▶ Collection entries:
· · · ·

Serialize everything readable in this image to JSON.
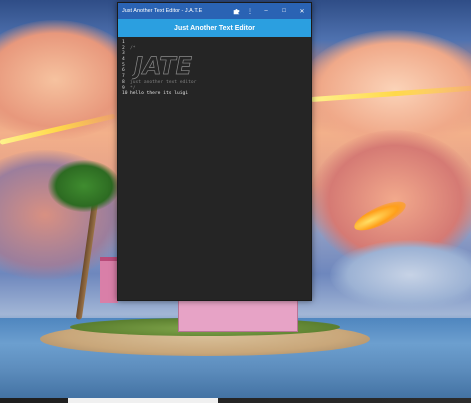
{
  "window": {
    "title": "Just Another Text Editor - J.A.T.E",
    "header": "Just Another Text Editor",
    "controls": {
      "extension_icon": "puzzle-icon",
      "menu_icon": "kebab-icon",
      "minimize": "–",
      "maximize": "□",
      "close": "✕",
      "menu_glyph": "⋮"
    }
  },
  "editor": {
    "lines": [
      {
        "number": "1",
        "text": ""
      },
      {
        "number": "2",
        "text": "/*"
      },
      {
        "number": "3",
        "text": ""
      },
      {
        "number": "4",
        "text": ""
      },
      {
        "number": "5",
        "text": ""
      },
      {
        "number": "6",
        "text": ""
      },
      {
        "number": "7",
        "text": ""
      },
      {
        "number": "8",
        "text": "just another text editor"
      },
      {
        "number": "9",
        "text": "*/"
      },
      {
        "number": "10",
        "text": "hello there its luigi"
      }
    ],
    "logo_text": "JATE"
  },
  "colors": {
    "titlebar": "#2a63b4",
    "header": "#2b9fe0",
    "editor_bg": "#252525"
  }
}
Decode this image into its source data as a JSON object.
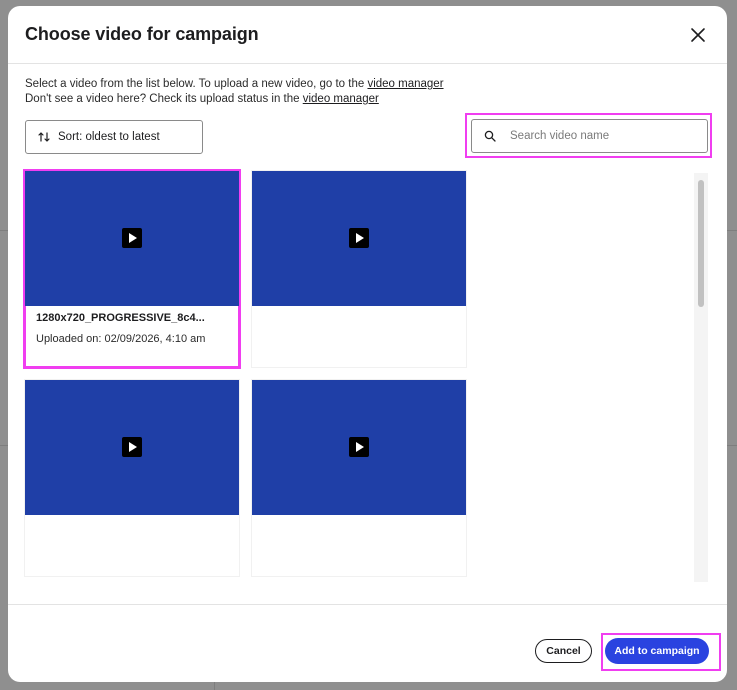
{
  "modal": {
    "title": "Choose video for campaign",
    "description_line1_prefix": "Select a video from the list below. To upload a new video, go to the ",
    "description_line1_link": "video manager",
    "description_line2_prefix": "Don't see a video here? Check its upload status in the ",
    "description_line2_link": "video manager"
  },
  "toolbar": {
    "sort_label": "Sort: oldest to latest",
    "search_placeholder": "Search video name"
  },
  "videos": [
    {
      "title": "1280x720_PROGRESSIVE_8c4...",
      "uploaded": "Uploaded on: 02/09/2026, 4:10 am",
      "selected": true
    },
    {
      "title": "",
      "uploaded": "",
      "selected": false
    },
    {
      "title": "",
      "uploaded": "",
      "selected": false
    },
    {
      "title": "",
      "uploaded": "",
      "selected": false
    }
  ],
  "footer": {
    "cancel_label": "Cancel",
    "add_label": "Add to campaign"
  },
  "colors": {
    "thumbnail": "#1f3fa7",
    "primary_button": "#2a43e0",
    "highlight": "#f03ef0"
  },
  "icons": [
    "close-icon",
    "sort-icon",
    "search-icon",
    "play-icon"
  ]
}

· · · ·

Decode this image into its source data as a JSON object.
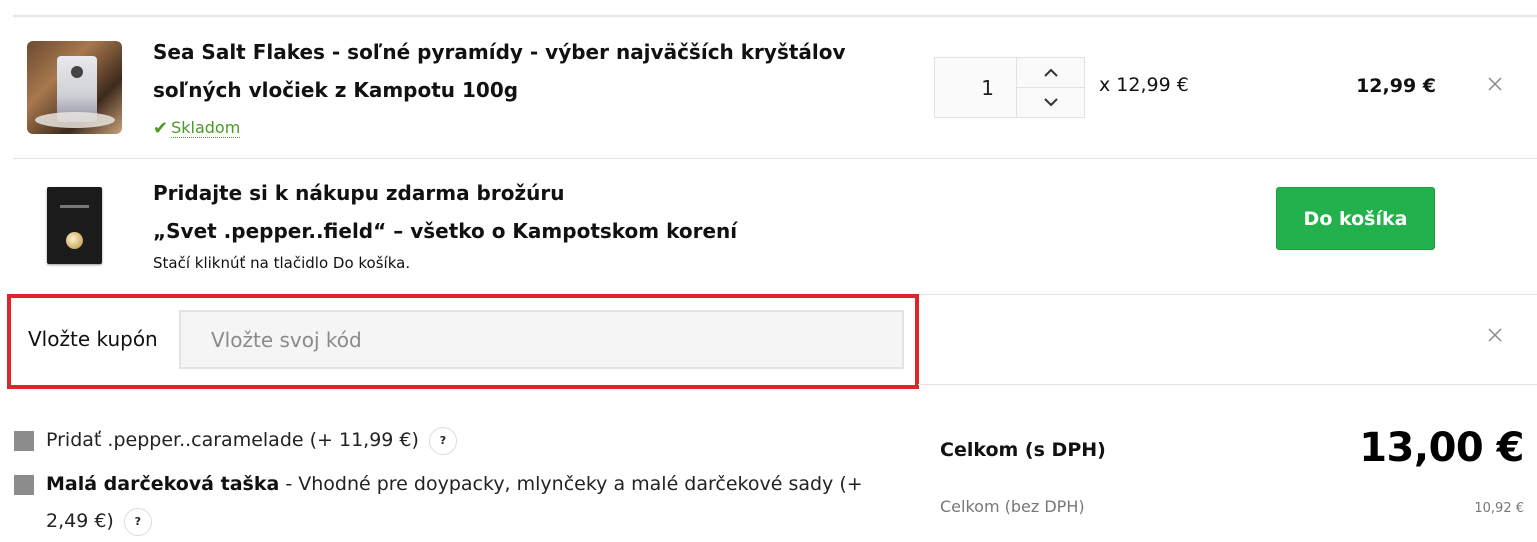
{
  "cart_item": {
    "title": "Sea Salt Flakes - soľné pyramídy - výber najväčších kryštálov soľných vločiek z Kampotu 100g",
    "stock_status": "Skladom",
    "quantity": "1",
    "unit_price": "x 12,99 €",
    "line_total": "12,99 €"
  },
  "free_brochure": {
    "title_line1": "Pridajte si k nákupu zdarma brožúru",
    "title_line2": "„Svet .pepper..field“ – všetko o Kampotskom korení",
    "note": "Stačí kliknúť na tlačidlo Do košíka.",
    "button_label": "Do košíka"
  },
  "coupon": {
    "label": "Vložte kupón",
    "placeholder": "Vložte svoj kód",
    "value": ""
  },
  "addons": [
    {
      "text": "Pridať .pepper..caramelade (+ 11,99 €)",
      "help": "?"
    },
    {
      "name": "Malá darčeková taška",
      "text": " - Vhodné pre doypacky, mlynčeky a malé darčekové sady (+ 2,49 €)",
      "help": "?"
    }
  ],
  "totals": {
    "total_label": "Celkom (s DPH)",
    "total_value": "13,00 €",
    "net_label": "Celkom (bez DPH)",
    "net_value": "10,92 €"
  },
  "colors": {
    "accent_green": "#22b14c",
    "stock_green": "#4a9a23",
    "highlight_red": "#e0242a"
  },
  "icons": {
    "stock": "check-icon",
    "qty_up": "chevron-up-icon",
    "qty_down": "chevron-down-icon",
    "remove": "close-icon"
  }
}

· · · ·

▶ OBJECTIVE:
Return each line of the data that contains the string "Celkom".

▶ TASK OUTPUT:
    "total_label": "Celkom (s DPH)",
    "net_label": "Celkom (bez DPH)",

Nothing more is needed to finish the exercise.